Reproduce exactly, with no other output, every line of the data below from the line containing "Extract the structured" to the end, inclusive.

#### DATA FOR THE TASK

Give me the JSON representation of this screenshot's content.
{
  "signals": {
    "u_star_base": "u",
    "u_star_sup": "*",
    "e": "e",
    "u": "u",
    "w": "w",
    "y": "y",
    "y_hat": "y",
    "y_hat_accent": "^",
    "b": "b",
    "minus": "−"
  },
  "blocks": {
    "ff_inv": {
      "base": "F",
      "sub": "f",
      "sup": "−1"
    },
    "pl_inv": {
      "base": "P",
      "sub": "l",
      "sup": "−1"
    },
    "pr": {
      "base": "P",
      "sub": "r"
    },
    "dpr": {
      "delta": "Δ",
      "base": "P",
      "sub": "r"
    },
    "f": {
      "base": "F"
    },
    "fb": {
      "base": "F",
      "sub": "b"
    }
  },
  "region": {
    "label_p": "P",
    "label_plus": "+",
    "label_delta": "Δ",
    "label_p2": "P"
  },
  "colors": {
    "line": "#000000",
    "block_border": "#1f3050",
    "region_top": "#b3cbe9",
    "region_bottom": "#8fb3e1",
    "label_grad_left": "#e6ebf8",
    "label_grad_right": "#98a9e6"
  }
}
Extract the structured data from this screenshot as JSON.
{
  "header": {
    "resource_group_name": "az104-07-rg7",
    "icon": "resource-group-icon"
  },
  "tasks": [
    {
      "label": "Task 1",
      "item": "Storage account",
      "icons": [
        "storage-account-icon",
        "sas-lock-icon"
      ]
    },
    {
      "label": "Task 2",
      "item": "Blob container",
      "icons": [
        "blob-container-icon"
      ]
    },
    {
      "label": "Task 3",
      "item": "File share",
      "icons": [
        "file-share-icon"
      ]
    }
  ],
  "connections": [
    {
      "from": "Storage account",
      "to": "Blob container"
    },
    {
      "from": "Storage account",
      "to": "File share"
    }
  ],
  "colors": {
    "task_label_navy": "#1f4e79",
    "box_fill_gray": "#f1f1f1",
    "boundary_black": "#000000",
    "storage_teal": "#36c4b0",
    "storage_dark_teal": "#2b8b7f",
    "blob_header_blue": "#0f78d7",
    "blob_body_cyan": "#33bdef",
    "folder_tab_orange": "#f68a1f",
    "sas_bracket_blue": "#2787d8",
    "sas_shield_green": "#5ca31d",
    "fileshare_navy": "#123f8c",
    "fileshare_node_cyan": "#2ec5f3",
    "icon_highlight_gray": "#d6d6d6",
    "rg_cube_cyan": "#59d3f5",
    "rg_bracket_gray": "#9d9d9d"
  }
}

########

→ **REPLY TO THE TASK**:
Extract the structured data from this screenshot as JSON.
{
  "header": {
    "resource_group_name": "az104-07-rg7",
    "icon": "resource-group-icon"
  },
  "tasks": [
    {
      "label": "Task 1",
      "item": "Storage account",
      "icons": [
        "storage-account-icon",
        "sas-lock-icon"
      ]
    },
    {
      "label": "Task 2",
      "item": "Blob container",
      "icons": [
        "blob-container-icon"
      ]
    },
    {
      "label": "Task 3",
      "item": "File share",
      "icons": [
        "file-share-icon"
      ]
    }
  ],
  "connections": [
    {
      "from": "Storage account",
      "to": "Blob container"
    },
    {
      "from": "Storage account",
      "to": "File share"
    }
  ],
  "colors": {
    "task_label_navy": "#1f4e79",
    "box_fill_gray": "#f1f1f1",
    "boundary_black": "#000000",
    "storage_teal": "#36c4b0",
    "storage_dark_teal": "#2b8b7f",
    "blob_header_blue": "#0f78d7",
    "blob_body_cyan": "#33bdef",
    "folder_tab_orange": "#f68a1f",
    "sas_bracket_blue": "#2787d8",
    "sas_shield_green": "#5ca31d",
    "fileshare_navy": "#123f8c",
    "fileshare_node_cyan": "#2ec5f3",
    "icon_highlight_gray": "#d6d6d6",
    "rg_cube_cyan": "#59d3f5",
    "rg_bracket_gray": "#9d9d9d"
  }
}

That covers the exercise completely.